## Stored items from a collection
_ _ _

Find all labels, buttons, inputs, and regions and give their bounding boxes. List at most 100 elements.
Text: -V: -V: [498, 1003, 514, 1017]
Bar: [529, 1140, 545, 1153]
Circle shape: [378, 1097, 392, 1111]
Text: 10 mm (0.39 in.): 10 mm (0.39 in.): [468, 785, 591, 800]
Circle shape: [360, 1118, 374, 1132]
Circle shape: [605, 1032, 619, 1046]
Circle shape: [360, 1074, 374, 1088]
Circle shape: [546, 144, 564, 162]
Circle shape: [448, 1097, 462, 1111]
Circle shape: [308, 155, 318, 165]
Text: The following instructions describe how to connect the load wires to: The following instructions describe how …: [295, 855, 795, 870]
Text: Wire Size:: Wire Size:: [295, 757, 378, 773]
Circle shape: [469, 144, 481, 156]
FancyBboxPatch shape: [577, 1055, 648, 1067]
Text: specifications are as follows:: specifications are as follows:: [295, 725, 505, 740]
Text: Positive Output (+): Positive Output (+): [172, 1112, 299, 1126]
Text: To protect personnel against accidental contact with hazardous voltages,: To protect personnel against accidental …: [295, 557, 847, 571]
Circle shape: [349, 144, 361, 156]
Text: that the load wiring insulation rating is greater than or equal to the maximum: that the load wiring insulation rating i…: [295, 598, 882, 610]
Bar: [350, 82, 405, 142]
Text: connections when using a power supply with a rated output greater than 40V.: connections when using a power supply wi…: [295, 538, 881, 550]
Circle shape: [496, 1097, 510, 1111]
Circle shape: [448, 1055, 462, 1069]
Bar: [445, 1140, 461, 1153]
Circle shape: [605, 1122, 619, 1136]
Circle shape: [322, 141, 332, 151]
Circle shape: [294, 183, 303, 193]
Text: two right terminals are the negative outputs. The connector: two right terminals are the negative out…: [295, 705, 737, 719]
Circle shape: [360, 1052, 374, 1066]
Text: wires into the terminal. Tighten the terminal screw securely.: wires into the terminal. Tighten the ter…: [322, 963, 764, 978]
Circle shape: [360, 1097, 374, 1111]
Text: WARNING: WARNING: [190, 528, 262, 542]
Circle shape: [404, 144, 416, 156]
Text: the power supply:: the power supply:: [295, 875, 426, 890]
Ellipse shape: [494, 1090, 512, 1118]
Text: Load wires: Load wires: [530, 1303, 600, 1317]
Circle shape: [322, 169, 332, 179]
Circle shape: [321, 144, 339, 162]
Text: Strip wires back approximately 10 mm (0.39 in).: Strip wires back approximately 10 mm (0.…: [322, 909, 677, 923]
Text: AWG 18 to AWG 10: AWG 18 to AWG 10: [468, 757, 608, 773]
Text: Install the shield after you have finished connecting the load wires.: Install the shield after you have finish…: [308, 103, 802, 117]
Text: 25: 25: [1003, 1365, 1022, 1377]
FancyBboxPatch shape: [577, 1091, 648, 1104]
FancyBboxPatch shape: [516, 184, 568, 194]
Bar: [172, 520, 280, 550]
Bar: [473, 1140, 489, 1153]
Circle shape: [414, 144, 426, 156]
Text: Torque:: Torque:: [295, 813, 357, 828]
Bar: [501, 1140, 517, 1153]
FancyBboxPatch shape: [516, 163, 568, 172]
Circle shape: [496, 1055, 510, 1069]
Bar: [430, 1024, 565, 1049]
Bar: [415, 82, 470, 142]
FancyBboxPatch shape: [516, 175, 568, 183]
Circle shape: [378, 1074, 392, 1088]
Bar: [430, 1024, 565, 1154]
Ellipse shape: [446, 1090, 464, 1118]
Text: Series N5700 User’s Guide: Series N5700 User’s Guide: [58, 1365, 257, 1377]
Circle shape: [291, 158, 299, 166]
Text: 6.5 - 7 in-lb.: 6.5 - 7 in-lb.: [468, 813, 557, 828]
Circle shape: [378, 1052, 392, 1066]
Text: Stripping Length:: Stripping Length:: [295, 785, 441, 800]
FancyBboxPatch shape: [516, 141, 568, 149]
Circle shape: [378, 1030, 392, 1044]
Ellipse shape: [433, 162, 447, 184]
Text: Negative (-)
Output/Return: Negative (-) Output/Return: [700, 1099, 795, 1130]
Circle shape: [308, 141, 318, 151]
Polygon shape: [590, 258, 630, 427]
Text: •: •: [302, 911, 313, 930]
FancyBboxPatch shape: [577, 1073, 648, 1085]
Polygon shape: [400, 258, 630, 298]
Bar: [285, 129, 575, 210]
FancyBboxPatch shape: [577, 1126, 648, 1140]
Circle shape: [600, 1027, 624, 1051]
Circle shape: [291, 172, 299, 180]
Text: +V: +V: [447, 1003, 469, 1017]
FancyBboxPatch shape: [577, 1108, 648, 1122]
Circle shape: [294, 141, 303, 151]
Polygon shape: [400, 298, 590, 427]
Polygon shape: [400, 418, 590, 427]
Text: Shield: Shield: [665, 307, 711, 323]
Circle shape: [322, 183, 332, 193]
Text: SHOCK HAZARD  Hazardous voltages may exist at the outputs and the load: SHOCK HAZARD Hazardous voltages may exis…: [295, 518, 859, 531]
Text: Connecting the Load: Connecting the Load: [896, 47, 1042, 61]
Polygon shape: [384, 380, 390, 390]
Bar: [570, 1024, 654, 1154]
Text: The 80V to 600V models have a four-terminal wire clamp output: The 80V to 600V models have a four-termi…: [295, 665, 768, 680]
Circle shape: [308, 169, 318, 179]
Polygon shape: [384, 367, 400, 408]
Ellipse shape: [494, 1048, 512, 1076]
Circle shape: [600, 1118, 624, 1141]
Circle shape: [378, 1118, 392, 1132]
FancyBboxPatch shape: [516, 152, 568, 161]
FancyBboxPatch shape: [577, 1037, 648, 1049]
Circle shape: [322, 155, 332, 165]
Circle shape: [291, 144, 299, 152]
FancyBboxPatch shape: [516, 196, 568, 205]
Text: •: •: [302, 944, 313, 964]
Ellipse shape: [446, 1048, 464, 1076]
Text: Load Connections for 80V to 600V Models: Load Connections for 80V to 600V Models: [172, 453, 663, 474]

_ _ _

## WHAT IS EXPECTED
Update the listing by replacing "Circle shape" with "Round shape" wherever it occurs, leaving everything else unchanged.

## ANSWER TO THE TASK
Find all labels, buttons, inputs, and regions and give their bounding boxes. List at most 100 elements.
Text: -V: -V: [498, 1003, 514, 1017]
Bar: [529, 1140, 545, 1153]
Round shape: [378, 1097, 392, 1111]
Text: 10 mm (0.39 in.): 10 mm (0.39 in.): [468, 785, 591, 800]
Round shape: [360, 1118, 374, 1132]
Round shape: [605, 1032, 619, 1046]
Round shape: [360, 1074, 374, 1088]
Round shape: [546, 144, 564, 162]
Round shape: [448, 1097, 462, 1111]
Round shape: [308, 155, 318, 165]
Text: The following instructions describe how to connect the load wires to: The following instructions describe how …: [295, 855, 795, 870]
Text: Wire Size:: Wire Size:: [295, 757, 378, 773]
Round shape: [469, 144, 481, 156]
FancyBboxPatch shape: [577, 1055, 648, 1067]
Text: specifications are as follows:: specifications are as follows:: [295, 725, 505, 740]
Text: Positive Output (+): Positive Output (+): [172, 1112, 299, 1126]
Text: To protect personnel against accidental contact with hazardous voltages,: To protect personnel against accidental …: [295, 557, 847, 571]
Round shape: [349, 144, 361, 156]
Text: that the load wiring insulation rating is greater than or equal to the maximum: that the load wiring insulation rating i…: [295, 598, 882, 610]
Bar: [350, 82, 405, 142]
Text: connections when using a power supply with a rated output greater than 40V.: connections when using a power supply wi…: [295, 538, 881, 550]
Round shape: [496, 1097, 510, 1111]
Round shape: [448, 1055, 462, 1069]
Bar: [445, 1140, 461, 1153]
Round shape: [605, 1122, 619, 1136]
Round shape: [322, 141, 332, 151]
Round shape: [294, 183, 303, 193]
Text: two right terminals are the negative outputs. The connector: two right terminals are the negative out…: [295, 705, 737, 719]
Round shape: [360, 1052, 374, 1066]
Text: wires into the terminal. Tighten the terminal screw securely.: wires into the terminal. Tighten the ter…: [322, 963, 764, 978]
Round shape: [360, 1097, 374, 1111]
Text: WARNING: WARNING: [190, 528, 262, 542]
Round shape: [404, 144, 416, 156]
Text: the power supply:: the power supply:: [295, 875, 426, 890]
Ellipse shape: [494, 1090, 512, 1118]
Text: Load wires: Load wires: [530, 1303, 600, 1317]
Round shape: [322, 169, 332, 179]
Round shape: [321, 144, 339, 162]
Text: Strip wires back approximately 10 mm (0.39 in).: Strip wires back approximately 10 mm (0.…: [322, 909, 677, 923]
Text: AWG 18 to AWG 10: AWG 18 to AWG 10: [468, 757, 608, 773]
Text: Install the shield after you have finished connecting the load wires.: Install the shield after you have finish…: [308, 103, 802, 117]
Text: 25: 25: [1003, 1365, 1022, 1377]
FancyBboxPatch shape: [577, 1091, 648, 1104]
FancyBboxPatch shape: [516, 184, 568, 194]
Bar: [172, 520, 280, 550]
Bar: [473, 1140, 489, 1153]
Round shape: [414, 144, 426, 156]
Text: Torque:: Torque:: [295, 813, 357, 828]
Bar: [501, 1140, 517, 1153]
FancyBboxPatch shape: [516, 163, 568, 172]
Round shape: [496, 1055, 510, 1069]
Bar: [430, 1024, 565, 1049]
Bar: [415, 82, 470, 142]
FancyBboxPatch shape: [516, 175, 568, 183]
Round shape: [378, 1074, 392, 1088]
Bar: [430, 1024, 565, 1154]
Ellipse shape: [446, 1090, 464, 1118]
Text: Series N5700 User’s Guide: Series N5700 User’s Guide: [58, 1365, 257, 1377]
Round shape: [291, 158, 299, 166]
Text: 6.5 - 7 in-lb.: 6.5 - 7 in-lb.: [468, 813, 557, 828]
Round shape: [378, 1052, 392, 1066]
Text: Stripping Length:: Stripping Length:: [295, 785, 441, 800]
FancyBboxPatch shape: [516, 141, 568, 149]
Round shape: [378, 1030, 392, 1044]
Ellipse shape: [433, 162, 447, 184]
Text: Negative (-)
Output/Return: Negative (-) Output/Return: [700, 1099, 795, 1130]
Round shape: [308, 141, 318, 151]
Polygon shape: [590, 258, 630, 427]
Text: •: •: [302, 911, 313, 930]
FancyBboxPatch shape: [577, 1073, 648, 1085]
Polygon shape: [400, 258, 630, 298]
Bar: [285, 129, 575, 210]
FancyBboxPatch shape: [577, 1126, 648, 1140]
Round shape: [600, 1027, 624, 1051]
Round shape: [291, 172, 299, 180]
Text: +V: +V: [447, 1003, 469, 1017]
FancyBboxPatch shape: [577, 1108, 648, 1122]
Round shape: [294, 141, 303, 151]
Polygon shape: [400, 298, 590, 427]
Polygon shape: [400, 418, 590, 427]
Text: Shield: Shield: [665, 307, 711, 323]
Round shape: [322, 183, 332, 193]
Text: SHOCK HAZARD  Hazardous voltages may exist at the outputs and the load: SHOCK HAZARD Hazardous voltages may exis…: [295, 518, 859, 531]
Text: Connecting the Load: Connecting the Load: [896, 47, 1042, 61]
Polygon shape: [384, 380, 390, 390]
Bar: [570, 1024, 654, 1154]
Text: The 80V to 600V models have a four-terminal wire clamp output: The 80V to 600V models have a four-termi…: [295, 665, 768, 680]
Round shape: [308, 169, 318, 179]
Polygon shape: [384, 367, 400, 408]
Ellipse shape: [494, 1048, 512, 1076]
Round shape: [600, 1118, 624, 1141]
Round shape: [378, 1118, 392, 1132]
FancyBboxPatch shape: [516, 152, 568, 161]
FancyBboxPatch shape: [577, 1037, 648, 1049]
Round shape: [322, 155, 332, 165]
Round shape: [291, 144, 299, 152]
FancyBboxPatch shape: [516, 196, 568, 205]
Text: •: •: [302, 944, 313, 964]
Ellipse shape: [446, 1048, 464, 1076]
Text: Load Connections for 80V to 600V Models: Load Connections for 80V to 600V Models: [172, 453, 663, 474]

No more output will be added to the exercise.